In the piece on tanagers below, condense the paragraph beginning "Tanagers are primarily insect eaters" into a short bulleted list that keeps its main facts.

• **Extract to read**
========================================================================
Up the Creek: The arrival of the tanager
By Ken M. Blomberg
They rarely visit our backyard, let alone spend time at our feeders. But our family was treated this past weekend with two brilliantly colored migrant forest song birds. They possibly crossed the Mexican/US border without detention, defying “the wall” and flying tree-top level as the sun set one night a week or so ago. Following the Gulf Coast northeast, then swinging north along the Mississippi River valley, they made it to our backyard last weekend.
The first wave of Scarlet Tanagers arrived in central Wisconsin.
You may have seen a few yourself, as social media birders in the upper Midwest were abuzz with the news. Much like earlier arriving male Baltimore Orioles, their dazzling colors stand out like neon signs among the yellows, blues, grays and browns of other songbirds at the feeding stations. Strikingly marked orange and black male orioles, almost take a back seat to the scarlet red and black male tanager. But wait! Was that first tanager red, or orange? We scrambled for the bird identification books. I wrestled the newest Peterson guide from 3-year-old, No. 1 grandson and discovered ours was a first-year male tanager, which are occasionally orange instead of red. A second male, redder than the reddest male cardinal around, landed on the jelly feeder and stole the show.
Tanagers are primarily insect eaters. Their diet consists of any flying variety of insect such as bees, wasps, hornets, ants, sawflies, moths and butterflies. In addition, they will eat beetles, flies, cicadas, leafhoppers, spittlebugs, treehoppers, plant lice, termites; grasshoppers, locusts, dragonflies and are known to consume snails, earthworms and spiders. Tanagers will opportunistically consume fruit when plentiful, or when insects are in short supply.
========================================================================
• **Extracted information**
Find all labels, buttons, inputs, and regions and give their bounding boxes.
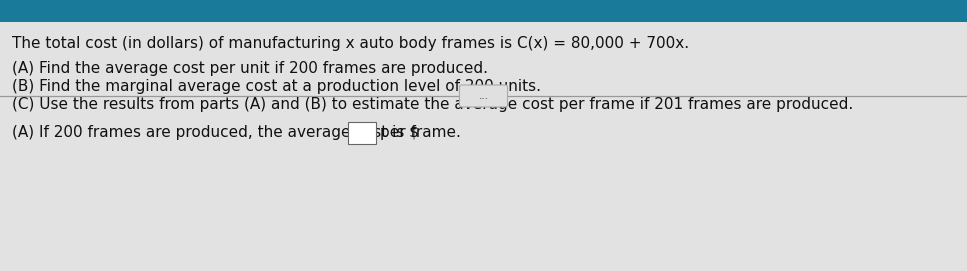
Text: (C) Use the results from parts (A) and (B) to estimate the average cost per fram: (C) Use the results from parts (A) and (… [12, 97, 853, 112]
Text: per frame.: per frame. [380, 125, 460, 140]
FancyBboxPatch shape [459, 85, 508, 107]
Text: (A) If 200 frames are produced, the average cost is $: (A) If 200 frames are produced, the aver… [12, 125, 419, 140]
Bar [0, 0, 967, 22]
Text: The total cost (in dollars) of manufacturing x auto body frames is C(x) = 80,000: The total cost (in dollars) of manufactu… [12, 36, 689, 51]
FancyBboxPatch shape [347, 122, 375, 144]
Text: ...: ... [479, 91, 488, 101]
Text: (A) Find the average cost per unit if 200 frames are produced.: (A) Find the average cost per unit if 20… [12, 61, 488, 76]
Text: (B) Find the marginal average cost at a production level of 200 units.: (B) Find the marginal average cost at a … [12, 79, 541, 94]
========================================================================
• **Task answer**
- Tanagers feed mainly on insects, especially flying ones such as bees, wasps, hornets, ants, sawflies, moths and butterflies.
- They also take beetles, flies, cicadas, leafhoppers, spittlebugs, treehoppers, plant lice, termites, grasshoppers, locusts and dragonflies.
- They are known to eat snails, earthworms and spiders.
- They eat fruit opportunistically, when it is plentiful or insects are scarce.